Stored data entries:

•••••

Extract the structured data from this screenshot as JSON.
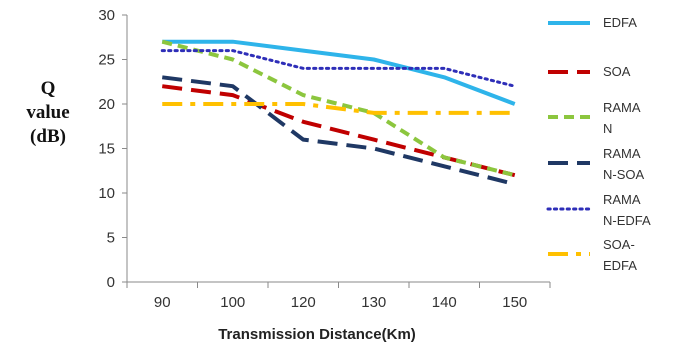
{
  "chart_data": {
    "type": "line",
    "title": "",
    "xlabel": "Transmission Distance(Km)",
    "ylabel_lines": [
      "Q",
      "value",
      "(dB)"
    ],
    "categories": [
      "90",
      "100",
      "120",
      "130",
      "140",
      "150"
    ],
    "ylim": [
      0,
      30
    ],
    "yticks": [
      0,
      5,
      10,
      15,
      20,
      25,
      30
    ],
    "grid": false,
    "legend_position": "right",
    "series": [
      {
        "name_lines": [
          "EDFA"
        ],
        "color": "#2EB4EA",
        "dash": "solid",
        "values": [
          27,
          27,
          26,
          25,
          23,
          20
        ]
      },
      {
        "name_lines": [
          "SOA"
        ],
        "color": "#C00000",
        "dash": "longdash",
        "values": [
          22,
          21,
          18,
          16,
          14,
          12
        ]
      },
      {
        "name_lines": [
          "RAMA",
          "N"
        ],
        "color": "#8CC63E",
        "dash": "dash",
        "values": [
          27,
          25,
          21,
          19,
          14,
          12
        ]
      },
      {
        "name_lines": [
          "RAMA",
          "N-SOA"
        ],
        "color": "#1F3864",
        "dash": "longdash",
        "values": [
          23,
          22,
          16,
          15,
          13,
          11
        ]
      },
      {
        "name_lines": [
          "RAMA",
          "N-EDFA"
        ],
        "color": "#2E2EB8",
        "dash": "dot",
        "values": [
          26,
          26,
          24,
          24,
          24,
          22
        ]
      },
      {
        "name_lines": [
          "SOA-",
          "EDFA"
        ],
        "color": "#FFC000",
        "dash": "dashdot",
        "values": [
          20,
          20,
          20,
          19,
          19,
          19
        ]
      }
    ]
  }
}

•••••

Set task: Make an exact copy of the whole listing, but don't bring over any pictures.

Result:
Extract the structured data from this screenshot as JSON.
{
  "chart_data": {
    "type": "line",
    "title": "",
    "xlabel": "Transmission Distance(Km)",
    "ylabel_lines": [
      "Q",
      "value",
      "(dB)"
    ],
    "categories": [
      "90",
      "100",
      "120",
      "130",
      "140",
      "150"
    ],
    "ylim": [
      0,
      30
    ],
    "yticks": [
      0,
      5,
      10,
      15,
      20,
      25,
      30
    ],
    "grid": false,
    "legend_position": "right",
    "series": [
      {
        "name_lines": [
          "EDFA"
        ],
        "color": "#2EB4EA",
        "dash": "solid",
        "values": [
          27,
          27,
          26,
          25,
          23,
          20
        ]
      },
      {
        "name_lines": [
          "SOA"
        ],
        "color": "#C00000",
        "dash": "longdash",
        "values": [
          22,
          21,
          18,
          16,
          14,
          12
        ]
      },
      {
        "name_lines": [
          "RAMA",
          "N"
        ],
        "color": "#8CC63E",
        "dash": "dash",
        "values": [
          27,
          25,
          21,
          19,
          14,
          12
        ]
      },
      {
        "name_lines": [
          "RAMA",
          "N-SOA"
        ],
        "color": "#1F3864",
        "dash": "longdash",
        "values": [
          23,
          22,
          16,
          15,
          13,
          11
        ]
      },
      {
        "name_lines": [
          "RAMA",
          "N-EDFA"
        ],
        "color": "#2E2EB8",
        "dash": "dot",
        "values": [
          26,
          26,
          24,
          24,
          24,
          22
        ]
      },
      {
        "name_lines": [
          "SOA-",
          "EDFA"
        ],
        "color": "#FFC000",
        "dash": "dashdot",
        "values": [
          20,
          20,
          20,
          19,
          19,
          19
        ]
      }
    ]
  }
}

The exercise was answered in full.